REQUIREMENT: Copy out the listing that follows exactly, dropping every picture.

RECORD SET:
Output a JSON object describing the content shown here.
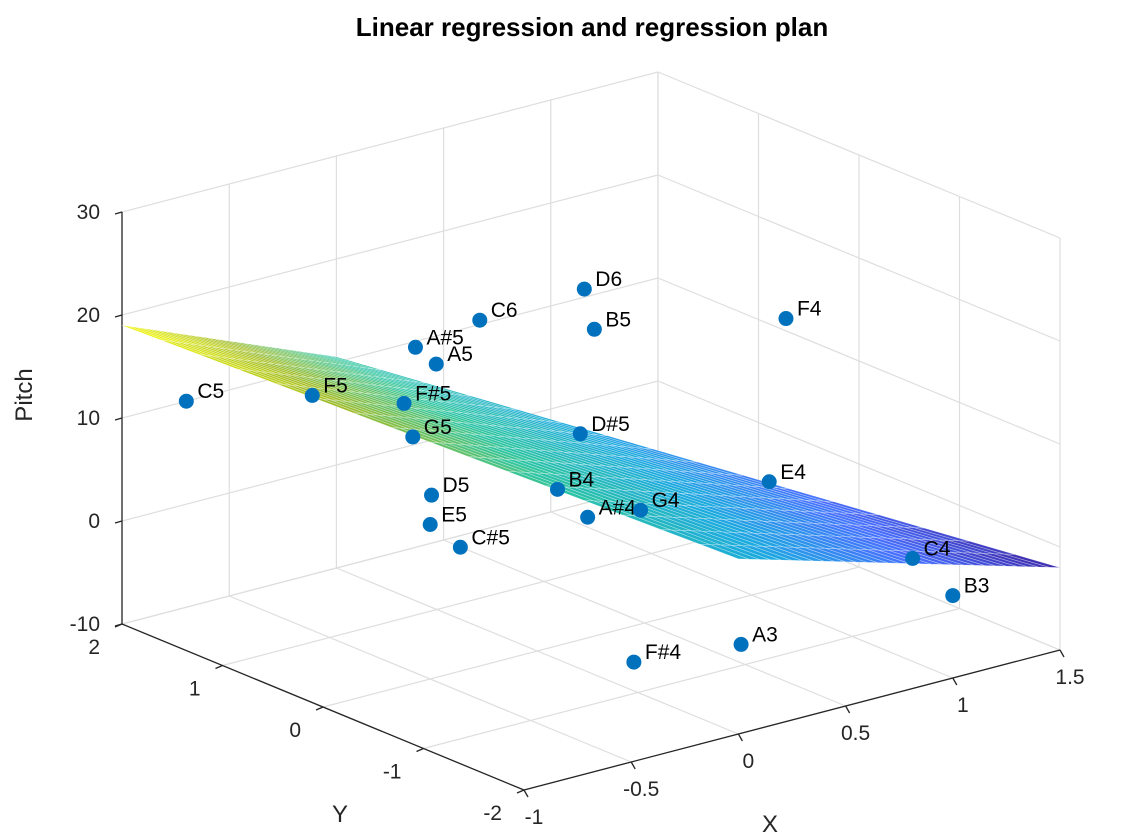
{
  "chart_data": {
    "type": "scatter",
    "title": "Linear regression and regression plan",
    "xlabel": "X",
    "ylabel": "Y",
    "zlabel": "Pitch",
    "xlim": [
      -1,
      1.5
    ],
    "ylim": [
      -2,
      2
    ],
    "zlim": [
      -10,
      30
    ],
    "x_ticks": [
      "-1",
      "-0.5",
      "0",
      "0.5",
      "1",
      "1.5"
    ],
    "y_ticks": [
      "-2",
      "-1",
      "0",
      "1",
      "2"
    ],
    "z_ticks": [
      "-10",
      "0",
      "10",
      "20",
      "30"
    ],
    "grid": true,
    "colors": {
      "point": "#0072bd",
      "surface_colormap": [
        "#3e26a8",
        "#4770fe",
        "#1caadf",
        "#2dc5a1",
        "#a3bd29",
        "#f9fb0e"
      ]
    },
    "regression_plane": {
      "corners": [
        {
          "x": -1,
          "y": 2,
          "z": 19
        },
        {
          "x": 0,
          "y": 2,
          "z": 10.5
        },
        {
          "x": 1.5,
          "y": -2,
          "z": -2
        },
        {
          "x": 0,
          "y": -2,
          "z": 7
        }
      ]
    },
    "points": [
      {
        "label": "C5",
        "x": -0.7,
        "y": 2.0,
        "z": 10
      },
      {
        "label": "F5",
        "x": -0.3,
        "y": 1.6,
        "z": 10
      },
      {
        "label": "A#5",
        "x": -0.1,
        "y": 1.0,
        "z": 16
      },
      {
        "label": "A5",
        "x": -0.05,
        "y": 0.9,
        "z": 14.5
      },
      {
        "label": "F#5",
        "x": -0.2,
        "y": 0.9,
        "z": 11.5
      },
      {
        "label": "G5",
        "x": -0.3,
        "y": 0.6,
        "z": 10
      },
      {
        "label": "D5",
        "x": -0.4,
        "y": 0.2,
        "z": 6.5
      },
      {
        "label": "E5",
        "x": -0.5,
        "y": 0.0,
        "z": 5
      },
      {
        "label": "C#5",
        "x": -0.5,
        "y": -0.3,
        "z": 4
      },
      {
        "label": "C6",
        "x": 0.2,
        "y": 1.0,
        "z": 17
      },
      {
        "label": "D6",
        "x": 0.5,
        "y": 0.6,
        "z": 20
      },
      {
        "label": "B5",
        "x": 0.5,
        "y": 0.5,
        "z": 16.5
      },
      {
        "label": "D#5",
        "x": 0.2,
        "y": 0.0,
        "z": 10
      },
      {
        "label": "B4",
        "x": 0.0,
        "y": -0.2,
        "z": 6.5
      },
      {
        "label": "A#4",
        "x": 0.0,
        "y": -0.5,
        "z": 5
      },
      {
        "label": "G4",
        "x": 0.2,
        "y": -0.6,
        "z": 5
      },
      {
        "label": "F4",
        "x": 1.3,
        "y": 0.3,
        "z": 14
      },
      {
        "label": "E4",
        "x": 0.8,
        "y": -0.6,
        "z": 4.5
      },
      {
        "label": "C4",
        "x": 1.0,
        "y": -1.6,
        "z": 0
      },
      {
        "label": "F#4",
        "x": -0.3,
        "y": -1.6,
        "z": -3
      },
      {
        "label": "A3",
        "x": 0.2,
        "y": -1.6,
        "z": -4
      },
      {
        "label": "B3",
        "x": 1.0,
        "y": -2.0,
        "z": -2
      }
    ]
  }
}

EXERCISE ANSWER:
Output a JSON object describing the content shown here.
{
  "chart_data": {
    "type": "scatter",
    "title": "Linear regression and regression plan",
    "xlabel": "X",
    "ylabel": "Y",
    "zlabel": "Pitch",
    "xlim": [
      -1,
      1.5
    ],
    "ylim": [
      -2,
      2
    ],
    "zlim": [
      -10,
      30
    ],
    "x_ticks": [
      "-1",
      "-0.5",
      "0",
      "0.5",
      "1",
      "1.5"
    ],
    "y_ticks": [
      "-2",
      "-1",
      "0",
      "1",
      "2"
    ],
    "z_ticks": [
      "-10",
      "0",
      "10",
      "20",
      "30"
    ],
    "grid": true,
    "colors": {
      "point": "#0072bd",
      "surface_colormap": [
        "#3e26a8",
        "#4770fe",
        "#1caadf",
        "#2dc5a1",
        "#a3bd29",
        "#f9fb0e"
      ]
    },
    "regression_plane": {
      "corners": [
        {
          "x": -1,
          "y": 2,
          "z": 19
        },
        {
          "x": 0,
          "y": 2,
          "z": 10.5
        },
        {
          "x": 1.5,
          "y": -2,
          "z": -2
        },
        {
          "x": 0,
          "y": -2,
          "z": 7
        }
      ]
    },
    "points": [
      {
        "label": "C5",
        "x": -0.7,
        "y": 2.0,
        "z": 10
      },
      {
        "label": "F5",
        "x": -0.3,
        "y": 1.6,
        "z": 10
      },
      {
        "label": "A#5",
        "x": -0.1,
        "y": 1.0,
        "z": 16
      },
      {
        "label": "A5",
        "x": -0.05,
        "y": 0.9,
        "z": 14.5
      },
      {
        "label": "F#5",
        "x": -0.2,
        "y": 0.9,
        "z": 11.5
      },
      {
        "label": "G5",
        "x": -0.3,
        "y": 0.6,
        "z": 10
      },
      {
        "label": "D5",
        "x": -0.4,
        "y": 0.2,
        "z": 6.5
      },
      {
        "label": "E5",
        "x": -0.5,
        "y": 0.0,
        "z": 5
      },
      {
        "label": "C#5",
        "x": -0.5,
        "y": -0.3,
        "z": 4
      },
      {
        "label": "C6",
        "x": 0.2,
        "y": 1.0,
        "z": 17
      },
      {
        "label": "D6",
        "x": 0.5,
        "y": 0.6,
        "z": 20
      },
      {
        "label": "B5",
        "x": 0.5,
        "y": 0.5,
        "z": 16.5
      },
      {
        "label": "D#5",
        "x": 0.2,
        "y": 0.0,
        "z": 10
      },
      {
        "label": "B4",
        "x": 0.0,
        "y": -0.2,
        "z": 6.5
      },
      {
        "label": "A#4",
        "x": 0.0,
        "y": -0.5,
        "z": 5
      },
      {
        "label": "G4",
        "x": 0.2,
        "y": -0.6,
        "z": 5
      },
      {
        "label": "F4",
        "x": 1.3,
        "y": 0.3,
        "z": 14
      },
      {
        "label": "E4",
        "x": 0.8,
        "y": -0.6,
        "z": 4.5
      },
      {
        "label": "C4",
        "x": 1.0,
        "y": -1.6,
        "z": 0
      },
      {
        "label": "F#4",
        "x": -0.3,
        "y": -1.6,
        "z": -3
      },
      {
        "label": "A3",
        "x": 0.2,
        "y": -1.6,
        "z": -4
      },
      {
        "label": "B3",
        "x": 1.0,
        "y": -2.0,
        "z": -2
      }
    ]
  }
}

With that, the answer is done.